- _Records for the task_
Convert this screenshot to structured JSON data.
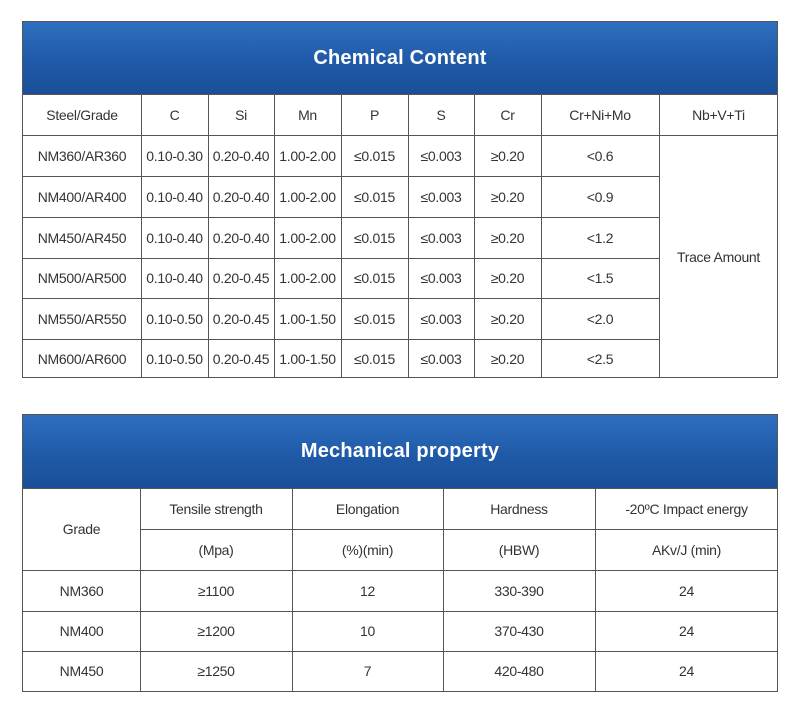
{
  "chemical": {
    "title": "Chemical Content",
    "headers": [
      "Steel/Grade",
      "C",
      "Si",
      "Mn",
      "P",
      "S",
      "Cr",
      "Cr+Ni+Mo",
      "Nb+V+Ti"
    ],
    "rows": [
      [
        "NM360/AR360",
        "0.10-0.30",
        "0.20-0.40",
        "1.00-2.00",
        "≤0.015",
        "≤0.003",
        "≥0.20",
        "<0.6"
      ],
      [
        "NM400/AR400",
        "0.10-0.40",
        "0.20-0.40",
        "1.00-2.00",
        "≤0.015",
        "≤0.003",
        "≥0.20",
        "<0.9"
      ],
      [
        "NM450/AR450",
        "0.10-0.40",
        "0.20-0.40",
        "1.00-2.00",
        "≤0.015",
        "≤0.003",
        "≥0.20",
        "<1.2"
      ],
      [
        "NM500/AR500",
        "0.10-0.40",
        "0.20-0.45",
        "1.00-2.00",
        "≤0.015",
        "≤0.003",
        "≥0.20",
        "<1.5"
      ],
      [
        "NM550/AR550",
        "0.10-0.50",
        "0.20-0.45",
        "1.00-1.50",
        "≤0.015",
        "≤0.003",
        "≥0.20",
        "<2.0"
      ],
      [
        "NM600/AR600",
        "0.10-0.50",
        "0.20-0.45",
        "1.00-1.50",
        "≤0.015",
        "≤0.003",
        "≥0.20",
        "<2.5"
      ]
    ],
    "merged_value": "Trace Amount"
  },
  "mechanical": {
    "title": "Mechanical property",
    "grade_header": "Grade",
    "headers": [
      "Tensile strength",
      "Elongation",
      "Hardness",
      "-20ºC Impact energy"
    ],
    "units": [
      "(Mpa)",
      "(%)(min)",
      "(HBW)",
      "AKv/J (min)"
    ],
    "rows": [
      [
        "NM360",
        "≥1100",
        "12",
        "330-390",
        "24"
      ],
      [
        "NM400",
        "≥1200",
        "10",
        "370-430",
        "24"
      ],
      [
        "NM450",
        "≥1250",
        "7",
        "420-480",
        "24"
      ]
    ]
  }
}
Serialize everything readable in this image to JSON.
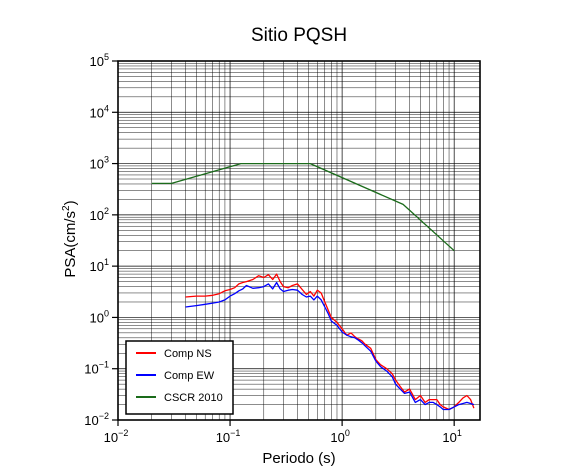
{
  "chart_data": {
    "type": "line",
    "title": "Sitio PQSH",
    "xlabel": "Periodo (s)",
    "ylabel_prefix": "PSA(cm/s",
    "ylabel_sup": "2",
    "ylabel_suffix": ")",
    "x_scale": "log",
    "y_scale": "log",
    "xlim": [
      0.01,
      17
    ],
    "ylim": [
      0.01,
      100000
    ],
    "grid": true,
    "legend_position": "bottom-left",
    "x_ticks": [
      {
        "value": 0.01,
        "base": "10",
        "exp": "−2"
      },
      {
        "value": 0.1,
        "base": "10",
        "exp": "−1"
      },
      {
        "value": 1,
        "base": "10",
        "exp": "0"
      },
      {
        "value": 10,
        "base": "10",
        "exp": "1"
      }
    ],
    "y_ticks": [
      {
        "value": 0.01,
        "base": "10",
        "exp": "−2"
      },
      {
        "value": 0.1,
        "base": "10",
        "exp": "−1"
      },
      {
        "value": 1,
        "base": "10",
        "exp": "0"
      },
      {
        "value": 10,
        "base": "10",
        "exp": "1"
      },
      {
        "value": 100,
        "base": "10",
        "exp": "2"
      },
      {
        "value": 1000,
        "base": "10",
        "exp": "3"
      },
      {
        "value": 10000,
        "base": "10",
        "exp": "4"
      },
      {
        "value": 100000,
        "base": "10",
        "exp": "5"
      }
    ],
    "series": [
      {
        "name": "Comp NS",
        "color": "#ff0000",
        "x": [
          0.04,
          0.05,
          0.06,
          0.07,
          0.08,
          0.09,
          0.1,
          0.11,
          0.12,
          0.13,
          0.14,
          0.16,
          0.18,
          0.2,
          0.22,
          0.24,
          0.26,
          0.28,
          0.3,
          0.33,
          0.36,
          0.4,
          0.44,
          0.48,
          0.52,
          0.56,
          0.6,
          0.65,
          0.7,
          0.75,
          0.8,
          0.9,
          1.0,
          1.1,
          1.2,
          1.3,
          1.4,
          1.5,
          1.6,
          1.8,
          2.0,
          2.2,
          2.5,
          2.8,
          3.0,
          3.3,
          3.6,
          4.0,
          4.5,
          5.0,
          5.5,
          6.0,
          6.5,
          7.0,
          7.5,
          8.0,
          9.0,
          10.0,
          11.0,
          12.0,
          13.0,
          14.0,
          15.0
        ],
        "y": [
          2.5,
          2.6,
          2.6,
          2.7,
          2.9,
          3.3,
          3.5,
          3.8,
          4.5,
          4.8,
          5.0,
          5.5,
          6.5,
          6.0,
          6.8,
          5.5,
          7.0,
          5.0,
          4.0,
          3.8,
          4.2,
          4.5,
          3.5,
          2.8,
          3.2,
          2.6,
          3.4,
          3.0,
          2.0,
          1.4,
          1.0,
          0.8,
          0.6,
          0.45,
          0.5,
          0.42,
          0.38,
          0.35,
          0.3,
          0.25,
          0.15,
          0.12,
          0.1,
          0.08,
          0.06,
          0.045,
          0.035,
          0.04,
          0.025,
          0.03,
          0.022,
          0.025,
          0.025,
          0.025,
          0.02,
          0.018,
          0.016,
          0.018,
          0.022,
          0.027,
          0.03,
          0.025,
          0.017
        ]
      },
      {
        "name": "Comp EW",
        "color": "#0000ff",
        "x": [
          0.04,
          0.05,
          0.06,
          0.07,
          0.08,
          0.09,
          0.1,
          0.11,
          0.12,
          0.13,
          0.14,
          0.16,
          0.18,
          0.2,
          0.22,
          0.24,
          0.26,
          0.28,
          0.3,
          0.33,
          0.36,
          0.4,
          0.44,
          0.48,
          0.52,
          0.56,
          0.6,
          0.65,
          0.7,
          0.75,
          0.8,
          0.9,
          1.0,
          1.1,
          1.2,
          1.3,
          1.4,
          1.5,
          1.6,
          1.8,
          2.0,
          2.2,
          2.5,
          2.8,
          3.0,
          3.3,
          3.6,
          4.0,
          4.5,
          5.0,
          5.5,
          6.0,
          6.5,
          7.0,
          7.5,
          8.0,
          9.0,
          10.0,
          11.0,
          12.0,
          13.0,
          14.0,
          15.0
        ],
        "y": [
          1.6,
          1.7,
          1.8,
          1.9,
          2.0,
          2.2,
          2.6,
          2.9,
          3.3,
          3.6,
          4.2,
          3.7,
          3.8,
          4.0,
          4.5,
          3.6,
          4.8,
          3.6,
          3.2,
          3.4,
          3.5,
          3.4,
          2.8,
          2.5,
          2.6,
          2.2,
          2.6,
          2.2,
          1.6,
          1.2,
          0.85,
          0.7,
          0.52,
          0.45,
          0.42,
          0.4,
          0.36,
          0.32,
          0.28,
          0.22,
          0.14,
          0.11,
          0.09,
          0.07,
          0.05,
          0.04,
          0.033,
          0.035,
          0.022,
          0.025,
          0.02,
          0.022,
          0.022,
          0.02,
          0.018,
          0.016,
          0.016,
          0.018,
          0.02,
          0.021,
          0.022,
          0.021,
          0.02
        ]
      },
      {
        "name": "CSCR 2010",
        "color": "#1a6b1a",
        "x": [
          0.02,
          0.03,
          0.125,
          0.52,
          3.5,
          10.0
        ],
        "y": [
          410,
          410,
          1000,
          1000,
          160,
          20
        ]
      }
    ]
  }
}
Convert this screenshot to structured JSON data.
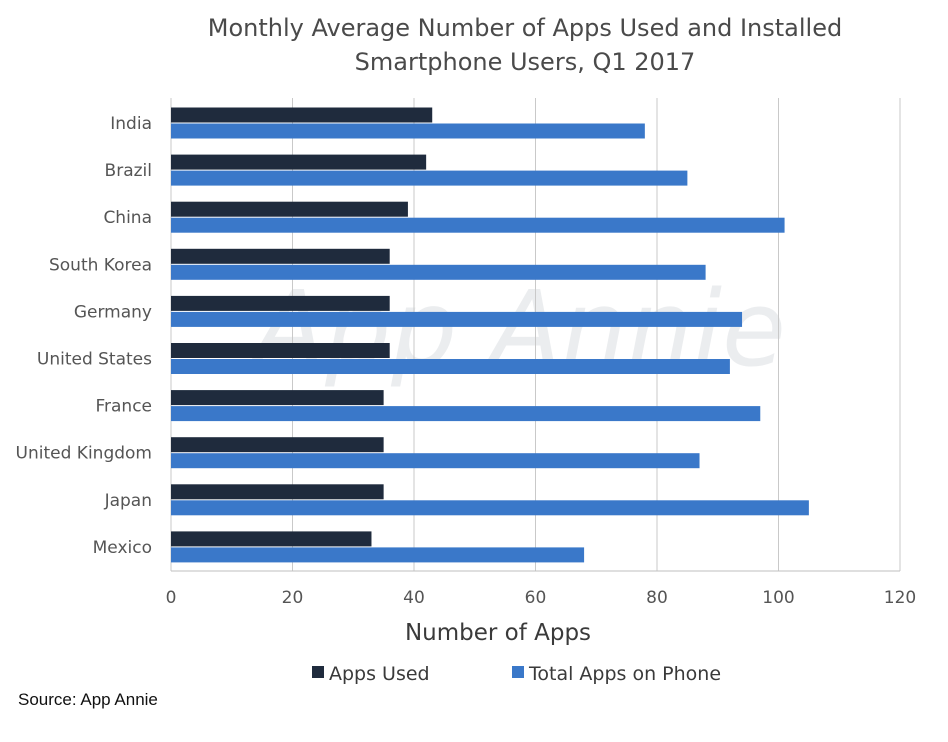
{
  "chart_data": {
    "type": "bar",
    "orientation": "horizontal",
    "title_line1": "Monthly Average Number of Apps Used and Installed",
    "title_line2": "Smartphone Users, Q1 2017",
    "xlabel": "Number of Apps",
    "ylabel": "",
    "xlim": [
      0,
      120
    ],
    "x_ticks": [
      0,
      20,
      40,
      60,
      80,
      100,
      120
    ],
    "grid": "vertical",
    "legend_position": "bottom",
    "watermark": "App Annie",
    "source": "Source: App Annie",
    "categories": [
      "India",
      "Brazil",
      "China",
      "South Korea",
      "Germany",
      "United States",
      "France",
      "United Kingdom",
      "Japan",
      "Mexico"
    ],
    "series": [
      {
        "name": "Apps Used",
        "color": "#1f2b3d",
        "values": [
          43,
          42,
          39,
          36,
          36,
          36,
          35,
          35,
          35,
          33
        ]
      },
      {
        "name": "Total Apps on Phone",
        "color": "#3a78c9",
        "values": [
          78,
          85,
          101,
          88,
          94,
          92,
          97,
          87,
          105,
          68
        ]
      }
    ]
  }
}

- _Requirement_
Pull out all lines of the data with the string "color".

- _Result of this task_
        "color": "#ff0000",
        "color": "#0000ff",
        "color": "#1a6b1a",
        "color": "#1f2b3d",
        "color": "#3a78c9",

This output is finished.